BEGIN Material shown

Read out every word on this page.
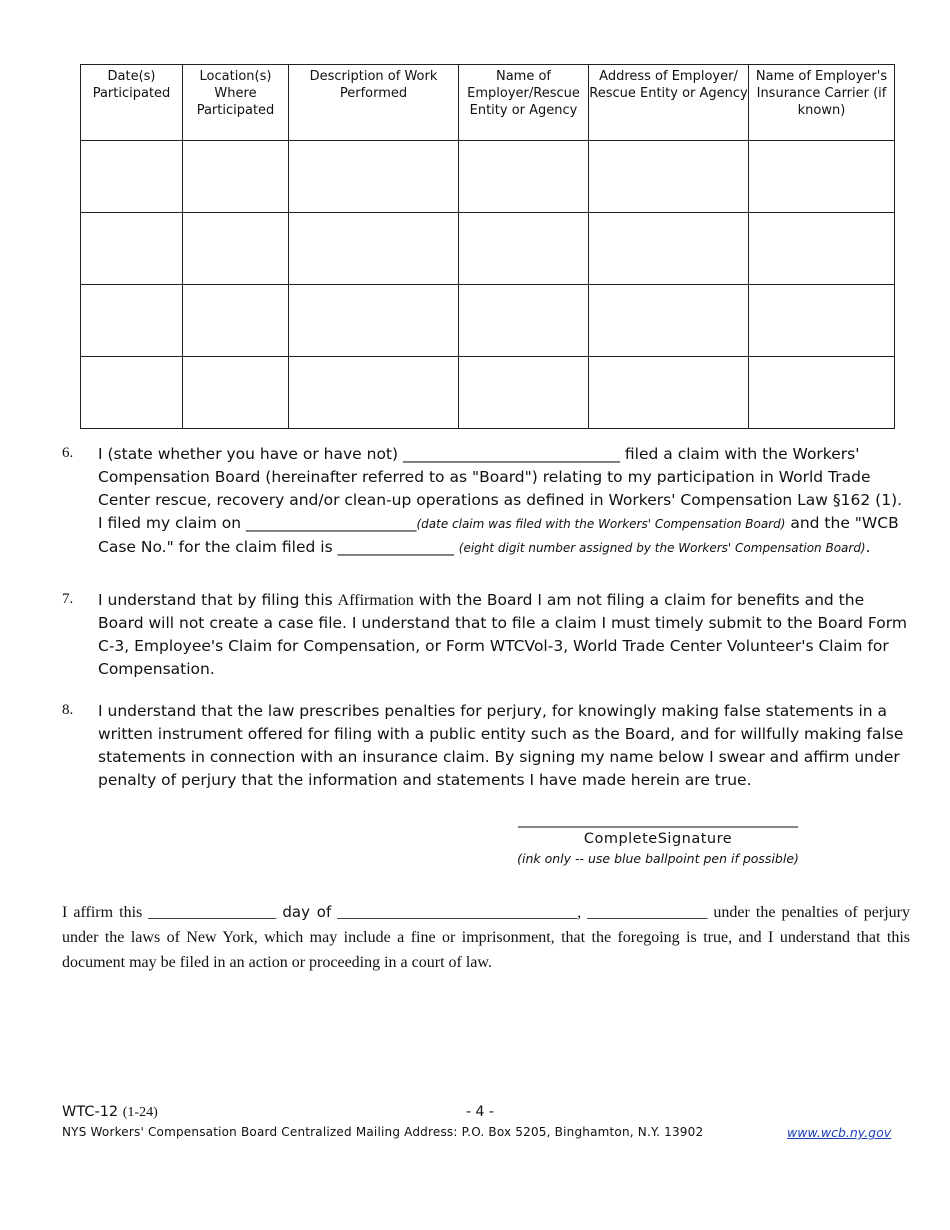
Date(s) Participated	Location(s) Where Participated	Description of Work Performed	Name of Employer/Rescue Entity or Agency	Address of Employer/ Rescue Entity or Agency	Name of Employer's Insurance Carrier (if known)

6. I (state whether you have or have not) ____________________________ filed a claim with the Workers' Compensation Board (hereinafter referred to as "Board") relating to my participation in World Trade Center rescue, recovery and/or clean-up operations as defined in Workers' Compensation Law §162 (1). I filed my claim on ______________________(date claim was filed with the Workers' Compensation Board) and the "WCB Case No." for the claim filed is _______________ (eight digit number assigned by the Workers' Compensation Board).
7. I understand that by filing this Affirmation with the Board I am not filing a claim for benefits and the Board will not create a case file. I understand that to file a claim I must timely submit to the Board Form C-3, Employee's Claim for Compensation, or Form WTCVol-3, World Trade Center Volunteer's Claim for Compensation.
8. I understand that the law prescribes penalties for perjury, for knowingly making false statements in a written instrument offered for filing with a public entity such as the Board, and for willfully making false statements in connection with an insurance claim. By signing my name below I swear and affirm under penalty of perjury that the information and statements I have made herein are true.
________________________________________
CompleteSignature
(ink only -- use blue ballpoint pen if possible)
I affirm this ________________ day of ______________________________, _______________ under the penalties of perjury under the laws of New York, which may include a fine or imprisonment, that the foregoing is true, and I understand that this document may be filed in an action or proceeding in a court of law.
WTC-12 (1-24)	- 4 -
NYS Workers' Compensation Board Centralized Mailing Address: P.O. Box 5205, Binghamton, N.Y. 13902	www.wcb.ny.gov
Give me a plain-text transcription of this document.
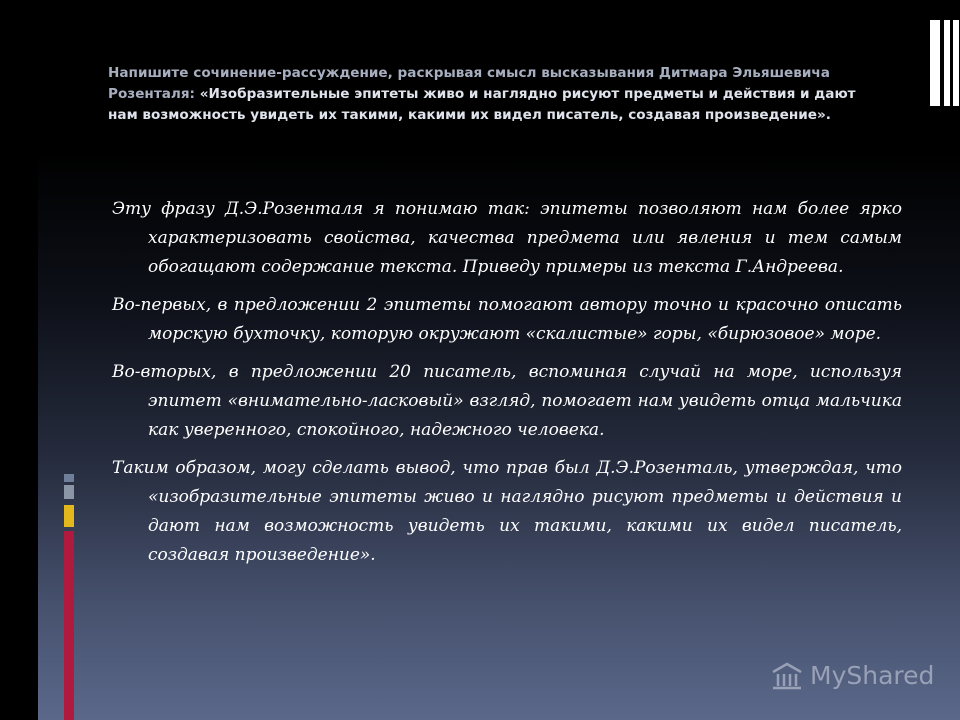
Напишите сочинение-рассуждение, раскрывая смысл высказывания Дитмара Эльяшевича Розенталя: «Изобразительные эпитеты живо и наглядно рисуют предметы и действия и дают нам возможность увидеть их такими, какими их видел писатель, создавая произведение».

Эту фразу Д.Э.Розенталя я понимаю так: эпитеты позволяют нам более ярко характеризовать свойства, качества предмета или явления и тем самым обогащают содержание текста. Приведу примеры из текста Г.Андреева.

Во-первых, в предложении 2 эпитеты помогают автору точно и красочно описать морскую бухточку, которую окружают «скалистые» горы, «бирюзовое» море.

Во-вторых, в предложении 20 писатель, вспоминая случай на море, используя эпитет «внимательно-ласковый» взгляд, помогает нам увидеть отца мальчика как уверенного, спокойного, надежного человека.

Таким образом, могу сделать вывод, что прав был Д.Э.Розенталь, утверждая, что «изобразительные эпитеты живо и наглядно рисуют предметы и действия и дают нам возможность увидеть их такими, какими их видел писатель, создавая произведение».

MyShared
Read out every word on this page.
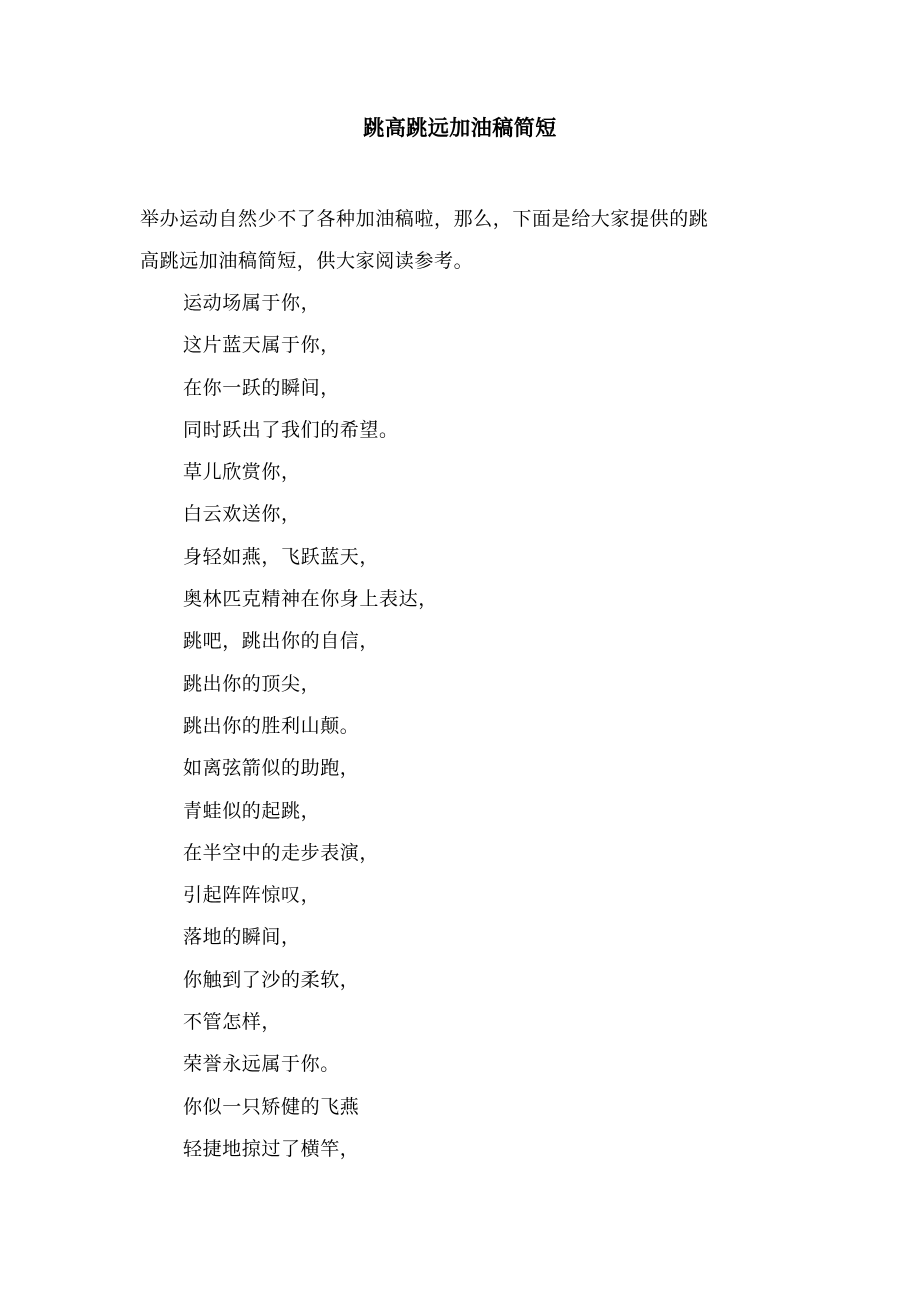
跳高跳远加油稿简短
举办运动自然少不了各种加油稿啦，那么，下面是给大家提供的跳
高跳远加油稿简短，供大家阅读参考。
运动场属于你，
这片蓝天属于你，
在你一跃的瞬间，
同时跃出了我们的希望。
草儿欣赏你，
白云欢送你，
身轻如燕，飞跃蓝天，
奥林匹克精神在你身上表达，
跳吧，跳出你的自信，
跳出你的顶尖，
跳出你的胜利山颠。
如离弦箭似的助跑，
青蛙似的起跳，
在半空中的走步表演，
引起阵阵惊叹，
落地的瞬间，
你触到了沙的柔软，
不管怎样，
荣誉永远属于你。
你似一只矫健的飞燕
轻捷地掠过了横竿，
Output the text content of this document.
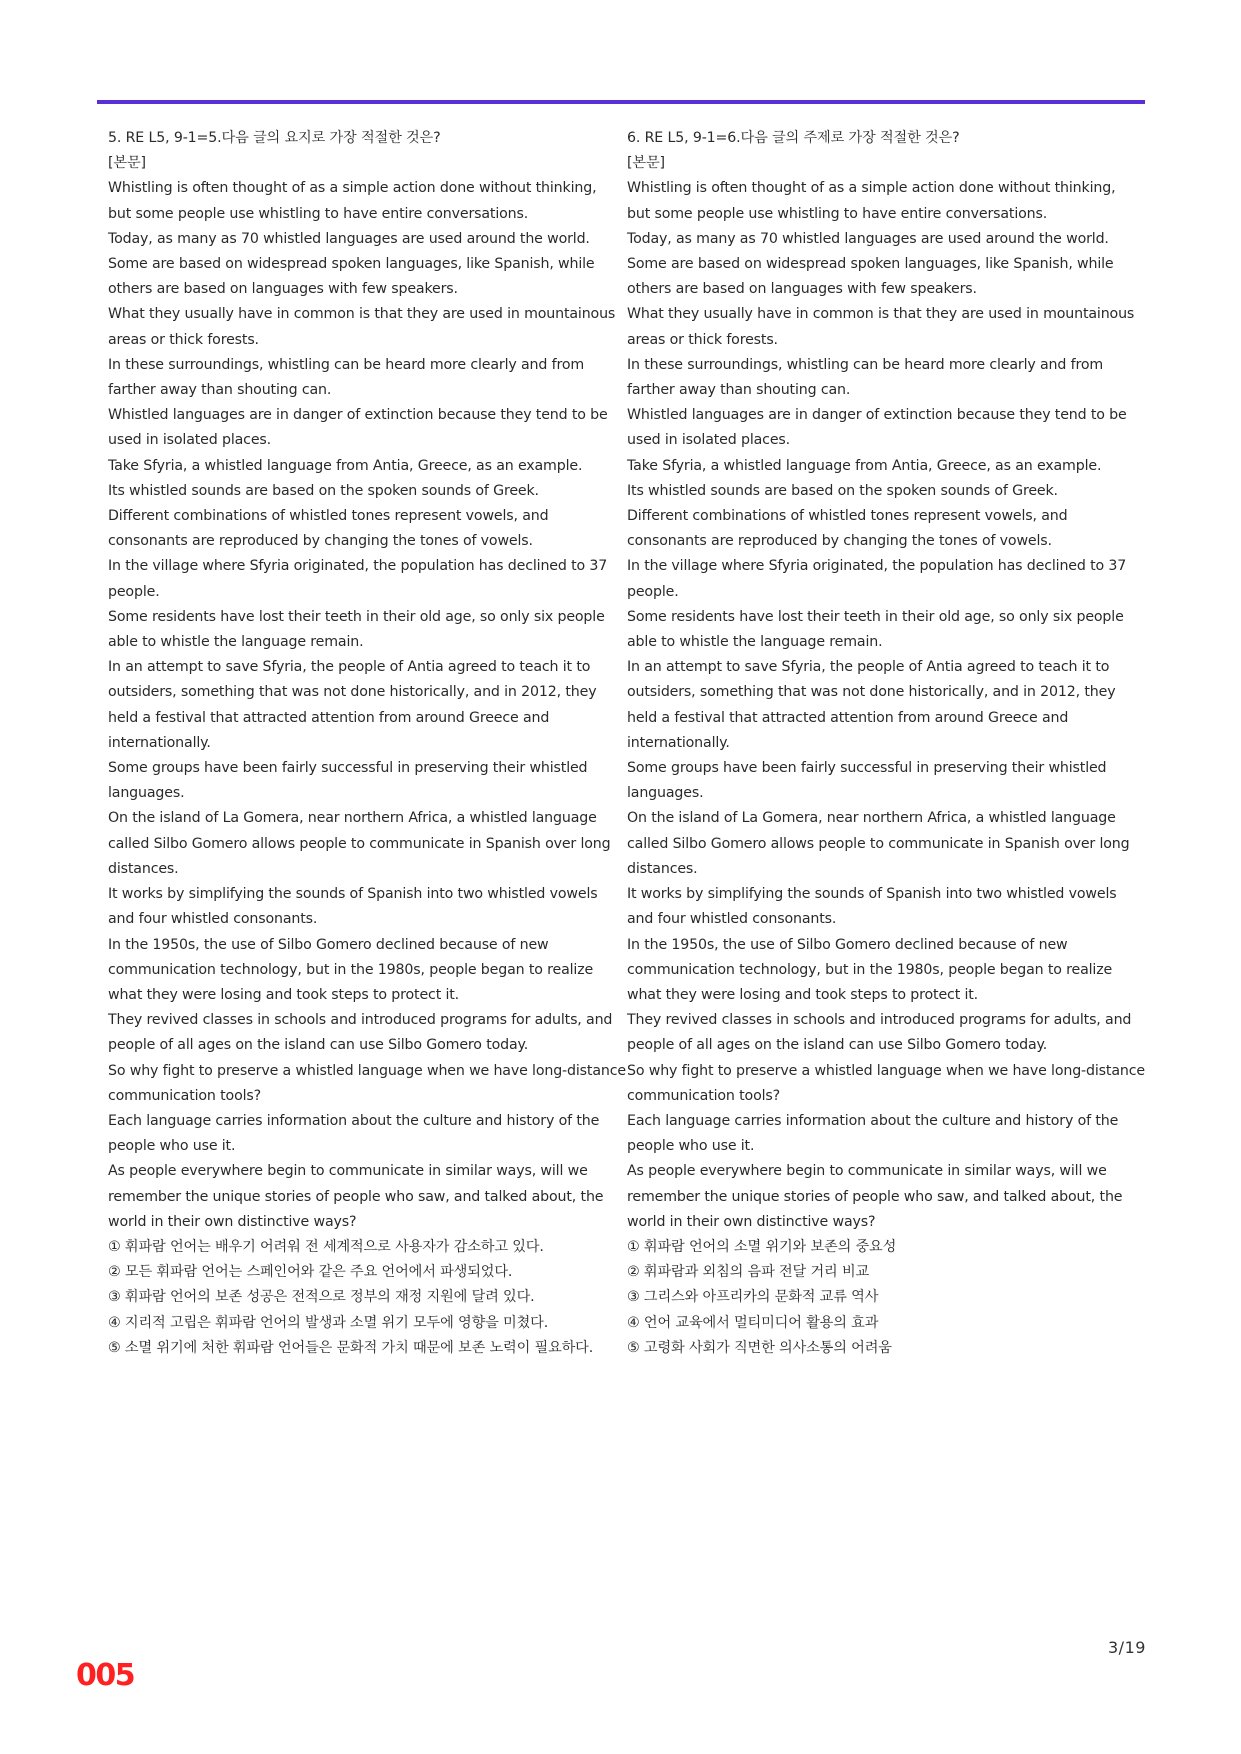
5. RE L5, 9-1=5.다음 글의 요지로 가장 적절한 것은?

[본문]

Whistling is often thought of as a simple action done without thinking,

but some people use whistling to have entire conversations.

Today, as many as 70 whistled languages are used around the world.

Some are based on widespread spoken languages, like Spanish, while

others are based on languages with few speakers.

What they usually have in common is that they are used in mountainous

areas or thick forests.

In these surroundings, whistling can be heard more clearly and from

farther away than shouting can.

Whistled languages are in danger of extinction because they tend to be

used in isolated places.

Take Sfyria, a whistled language from Antia, Greece, as an example.

Its whistled sounds are based on the spoken sounds of Greek.

Different combinations of whistled tones represent vowels, and

consonants are reproduced by changing the tones of vowels.

In the village where Sfyria originated, the population has declined to 37

people.

Some residents have lost their teeth in their old age, so only six people

able to whistle the language remain.

In an attempt to save Sfyria, the people of Antia agreed to teach it to

outsiders, something that was not done historically, and in 2012, they

held a festival that attracted attention from around Greece and

internationally.

Some groups have been fairly successful in preserving their whistled

languages.

On the island of La Gomera, near northern Africa, a whistled language

called Silbo Gomero allows people to communicate in Spanish over long

distances.

It works by simplifying the sounds of Spanish into two whistled vowels

and four whistled consonants.

In the 1950s, the use of Silbo Gomero declined because of new

communication technology, but in the 1980s, people began to realize

what they were losing and took steps to protect it.

They revived classes in schools and introduced programs for adults, and

people of all ages on the island can use Silbo Gomero today.

So why fight to preserve a whistled language when we have long-distance

communication tools?

Each language carries information about the culture and history of the

people who use it.

As people everywhere begin to communicate in similar ways, will we

remember the unique stories of people who saw, and talked about, the

world in their own distinctive ways?

① 휘파람 언어는 배우기 어려워 전 세계적으로 사용자가 감소하고 있다.

② 모든 휘파람 언어는 스페인어와 같은 주요 언어에서 파생되었다.

③ 휘파람 언어의 보존 성공은 전적으로 정부의 재정 지원에 달려 있다.

④ 지리적 고립은 휘파람 언어의 발생과 소멸 위기 모두에 영향을 미쳤다.

⑤ 소멸 위기에 처한 휘파람 언어들은 문화적 가치 때문에 보존 노력이 필요하다.

6. RE L5, 9-1=6.다음 글의 주제로 가장 적절한 것은?

[본문]

Whistling is often thought of as a simple action done without thinking,

but some people use whistling to have entire conversations.

Today, as many as 70 whistled languages are used around the world.

Some are based on widespread spoken languages, like Spanish, while

others are based on languages with few speakers.

What they usually have in common is that they are used in mountainous

areas or thick forests.

In these surroundings, whistling can be heard more clearly and from

farther away than shouting can.

Whistled languages are in danger of extinction because they tend to be

used in isolated places.

Take Sfyria, a whistled language from Antia, Greece, as an example.

Its whistled sounds are based on the spoken sounds of Greek.

Different combinations of whistled tones represent vowels, and

consonants are reproduced by changing the tones of vowels.

In the village where Sfyria originated, the population has declined to 37

people.

Some residents have lost their teeth in their old age, so only six people

able to whistle the language remain.

In an attempt to save Sfyria, the people of Antia agreed to teach it to

outsiders, something that was not done historically, and in 2012, they

held a festival that attracted attention from around Greece and

internationally.

Some groups have been fairly successful in preserving their whistled

languages.

On the island of La Gomera, near northern Africa, a whistled language

called Silbo Gomero allows people to communicate in Spanish over long

distances.

It works by simplifying the sounds of Spanish into two whistled vowels

and four whistled consonants.

In the 1950s, the use of Silbo Gomero declined because of new

communication technology, but in the 1980s, people began to realize

what they were losing and took steps to protect it.

They revived classes in schools and introduced programs for adults, and

people of all ages on the island can use Silbo Gomero today.

So why fight to preserve a whistled language when we have long-distance

communication tools?

Each language carries information about the culture and history of the

people who use it.

As people everywhere begin to communicate in similar ways, will we

remember the unique stories of people who saw, and talked about, the

world in their own distinctive ways?

① 휘파람 언어의 소멸 위기와 보존의 중요성

② 휘파람과 외침의 음파 전달 거리 비교

③ 그리스와 아프리카의 문화적 교류 역사

④ 언어 교육에서 멀티미디어 활용의 효과

⑤ 고령화 사회가 직면한 의사소통의 어려움

3/19
005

END Material shown

▶ [Stated problem] All the material shown above is to be copied exactly, with no pictures carried over.

▶ [Task output]
Read out every word on this page.
Date(s) Participated	Location(s) Where Participated	Description of Work Performed	Name of Employer/Rescue Entity or Agency	Address of Employer/ Rescue Entity or Agency	Name of Employer's Insurance Carrier (if known)

6. I (state whether you have or have not) ____________________________ filed a claim with the Workers' Compensation Board (hereinafter referred to as "Board") relating to my participation in World Trade Center rescue, recovery and/or clean-up operations as defined in Workers' Compensation Law §162 (1). I filed my claim on ______________________(date claim was filed with the Workers' Compensation Board) and the "WCB Case No." for the claim filed is _______________ (eight digit number assigned by the Workers' Compensation Board).
7. I understand that by filing this Affirmation with the Board I am not filing a claim for benefits and the Board will not create a case file. I understand that to file a claim I must timely submit to the Board Form C-3, Employee's Claim for Compensation, or Form WTCVol-3, World Trade Center Volunteer's Claim for Compensation.
8. I understand that the law prescribes penalties for perjury, for knowingly making false statements in a written instrument offered for filing with a public entity such as the Board, and for willfully making false statements in connection with an insurance claim. By signing my name below I swear and affirm under penalty of perjury that the information and statements I have made herein are true.
________________________________________
CompleteSignature
(ink only -- use blue ballpoint pen if possible)
I affirm this ________________ day of ______________________________, _______________ under the penalties of perjury under the laws of New York, which may include a fine or imprisonment, that the foregoing is true, and I understand that this document may be filed in an action or proceeding in a court of law.
WTC-12 (1-24)	- 4 -
NYS Workers' Compensation Board Centralized Mailing Address: P.O. Box 5205, Binghamton, N.Y. 13902	www.wcb.ny.gov
Give me a plain-text transcription of this document.
Напишите сочинение-рассуждение, раскрывая смысл высказывания Дитмара Эльяшевича Розенталя: «Изобразительные эпитеты живо и наглядно рисуют предметы и действия и дают нам возможность увидеть их такими, какими их видел писатель, создавая произведение».

Эту фразу Д.Э.Розенталя я понимаю так: эпитеты позволяют нам более ярко характеризовать свойства, качества предмета или явления и тем самым обогащают содержание текста. Приведу примеры из текста Г.Андреева.

Во-первых, в предложении 2 эпитеты помогают автору точно и красочно описать морскую бухточку, которую окружают «скалистые» горы, «бирюзовое» море.

Во-вторых, в предложении 20 писатель, вспоминая случай на море, используя эпитет «внимательно-ласковый» взгляд, помогает нам увидеть отца мальчика как уверенного, спокойного, надежного человека.

Таким образом, могу сделать вывод, что прав был Д.Э.Розенталь, утверждая, что «изобразительные эпитеты живо и наглядно рисуют предметы и действия и дают нам возможность увидеть их такими, какими их видел писатель, создавая произведение».

MyShared
Read out every word on this page.
跳高跳远加油稿简短
举办运动自然少不了各种加油稿啦，那么，下面是给大家提供的跳
高跳远加油稿简短，供大家阅读参考。
运动场属于你，
这片蓝天属于你，
在你一跃的瞬间，
同时跃出了我们的希望。
草儿欣赏你，
白云欢送你，
身轻如燕，飞跃蓝天，
奥林匹克精神在你身上表达，
跳吧，跳出你的自信，
跳出你的顶尖，
跳出你的胜利山颠。
如离弦箭似的助跑，
青蛙似的起跳，
在半空中的走步表演，
引起阵阵惊叹，
落地的瞬间，
你触到了沙的柔软，
不管怎样，
荣誉永远属于你。
你似一只矫健的飞燕
轻捷地掠过了横竿，
Output the text content of this document.
5. RE L5, 9-1=5.다음 글의 요지로 가장 적절한 것은?

[본문]

Whistling is often thought of as a simple action done without thinking,

but some people use whistling to have entire conversations.

Today, as many as 70 whistled languages are used around the world.

Some are based on widespread spoken languages, like Spanish, while

others are based on languages with few speakers.

What they usually have in common is that they are used in mountainous

areas or thick forests.

In these surroundings, whistling can be heard more clearly and from

farther away than shouting can.

Whistled languages are in danger of extinction because they tend to be

used in isolated places.

Take Sfyria, a whistled language from Antia, Greece, as an example.

Its whistled sounds are based on the spoken sounds of Greek.

Different combinations of whistled tones represent vowels, and

consonants are reproduced by changing the tones of vowels.

In the village where Sfyria originated, the population has declined to 37

people.

Some residents have lost their teeth in their old age, so only six people

able to whistle the language remain.

In an attempt to save Sfyria, the people of Antia agreed to teach it to

outsiders, something that was not done historically, and in 2012, they

held a festival that attracted attention from around Greece and

internationally.

Some groups have been fairly successful in preserving their whistled

languages.

On the island of La Gomera, near northern Africa, a whistled language

called Silbo Gomero allows people to communicate in Spanish over long

distances.

It works by simplifying the sounds of Spanish into two whistled vowels

and four whistled consonants.

In the 1950s, the use of Silbo Gomero declined because of new

communication technology, but in the 1980s, people began to realize

what they were losing and took steps to protect it.

They revived classes in schools and introduced programs for adults, and

people of all ages on the island can use Silbo Gomero today.

So why fight to preserve a whistled language when we have long-distance

communication tools?

Each language carries information about the culture and history of the

people who use it.

As people everywhere begin to communicate in similar ways, will we

remember the unique stories of people who saw, and talked about, the

world in their own distinctive ways?

① 휘파람 언어는 배우기 어려워 전 세계적으로 사용자가 감소하고 있다.

② 모든 휘파람 언어는 스페인어와 같은 주요 언어에서 파생되었다.

③ 휘파람 언어의 보존 성공은 전적으로 정부의 재정 지원에 달려 있다.

④ 지리적 고립은 휘파람 언어의 발생과 소멸 위기 모두에 영향을 미쳤다.

⑤ 소멸 위기에 처한 휘파람 언어들은 문화적 가치 때문에 보존 노력이 필요하다.

6. RE L5, 9-1=6.다음 글의 주제로 가장 적절한 것은?

[본문]

Whistling is often thought of as a simple action done without thinking,

but some people use whistling to have entire conversations.

Today, as many as 70 whistled languages are used around the world.

Some are based on widespread spoken languages, like Spanish, while

others are based on languages with few speakers.

What they usually have in common is that they are used in mountainous

areas or thick forests.

In these surroundings, whistling can be heard more clearly and from

farther away than shouting can.

Whistled languages are in danger of extinction because they tend to be

used in isolated places.

Take Sfyria, a whistled language from Antia, Greece, as an example.

Its whistled sounds are based on the spoken sounds of Greek.

Different combinations of whistled tones represent vowels, and

consonants are reproduced by changing the tones of vowels.

In the village where Sfyria originated, the population has declined to 37

people.

Some residents have lost their teeth in their old age, so only six people

able to whistle the language remain.

In an attempt to save Sfyria, the people of Antia agreed to teach it to

outsiders, something that was not done historically, and in 2012, they

held a festival that attracted attention from around Greece and

internationally.

Some groups have been fairly successful in preserving their whistled

languages.

On the island of La Gomera, near northern Africa, a whistled language

called Silbo Gomero allows people to communicate in Spanish over long

distances.

It works by simplifying the sounds of Spanish into two whistled vowels

and four whistled consonants.

In the 1950s, the use of Silbo Gomero declined because of new

communication technology, but in the 1980s, people began to realize

what they were losing and took steps to protect it.

They revived classes in schools and introduced programs for adults, and

people of all ages on the island can use Silbo Gomero today.

So why fight to preserve a whistled language when we have long-distance

communication tools?

Each language carries information about the culture and history of the

people who use it.

As people everywhere begin to communicate in similar ways, will we

remember the unique stories of people who saw, and talked about, the

world in their own distinctive ways?

① 휘파람 언어의 소멸 위기와 보존의 중요성

② 휘파람과 외침의 음파 전달 거리 비교

③ 그리스와 아프리카의 문화적 교류 역사

④ 언어 교육에서 멀티미디어 활용의 효과

⑤ 고령화 사회가 직면한 의사소통의 어려움

3/19
005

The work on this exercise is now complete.